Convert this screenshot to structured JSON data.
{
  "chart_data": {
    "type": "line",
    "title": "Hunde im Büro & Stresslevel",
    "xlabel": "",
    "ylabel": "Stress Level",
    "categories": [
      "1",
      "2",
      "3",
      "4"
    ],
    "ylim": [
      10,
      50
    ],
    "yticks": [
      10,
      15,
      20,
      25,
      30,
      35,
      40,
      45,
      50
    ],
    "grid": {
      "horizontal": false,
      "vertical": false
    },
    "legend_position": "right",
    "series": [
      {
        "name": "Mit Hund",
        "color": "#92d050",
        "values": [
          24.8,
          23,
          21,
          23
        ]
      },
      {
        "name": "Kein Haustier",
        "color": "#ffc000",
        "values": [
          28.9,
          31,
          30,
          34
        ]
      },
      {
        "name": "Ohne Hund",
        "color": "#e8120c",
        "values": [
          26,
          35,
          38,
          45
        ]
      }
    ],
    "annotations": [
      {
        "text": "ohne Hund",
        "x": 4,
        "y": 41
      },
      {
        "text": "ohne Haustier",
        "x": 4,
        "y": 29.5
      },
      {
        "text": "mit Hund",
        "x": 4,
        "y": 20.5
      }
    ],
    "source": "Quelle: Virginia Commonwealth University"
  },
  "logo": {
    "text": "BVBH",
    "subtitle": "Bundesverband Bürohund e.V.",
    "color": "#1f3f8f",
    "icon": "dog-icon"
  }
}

^^^^^^^^

STATED PROBLEM ▸ Print all the data exactly.

RESULT ▸
Convert this screenshot to structured JSON data.
{
  "chart_data": {
    "type": "line",
    "title": "Hunde im Büro & Stresslevel",
    "xlabel": "",
    "ylabel": "Stress Level",
    "categories": [
      "1",
      "2",
      "3",
      "4"
    ],
    "ylim": [
      10,
      50
    ],
    "yticks": [
      10,
      15,
      20,
      25,
      30,
      35,
      40,
      45,
      50
    ],
    "grid": {
      "horizontal": false,
      "vertical": false
    },
    "legend_position": "right",
    "series": [
      {
        "name": "Mit Hund",
        "color": "#92d050",
        "values": [
          24.8,
          23,
          21,
          23
        ]
      },
      {
        "name": "Kein Haustier",
        "color": "#ffc000",
        "values": [
          28.9,
          31,
          30,
          34
        ]
      },
      {
        "name": "Ohne Hund",
        "color": "#e8120c",
        "values": [
          26,
          35,
          38,
          45
        ]
      }
    ],
    "annotations": [
      {
        "text": "ohne Hund",
        "x": 4,
        "y": 41
      },
      {
        "text": "ohne Haustier",
        "x": 4,
        "y": 29.5
      },
      {
        "text": "mit Hund",
        "x": 4,
        "y": 20.5
      }
    ],
    "source": "Quelle: Virginia Commonwealth University"
  },
  "logo": {
    "text": "BVBH",
    "subtitle": "Bundesverband Bürohund e.V.",
    "color": "#1f3f8f",
    "icon": "dog-icon"
  }
}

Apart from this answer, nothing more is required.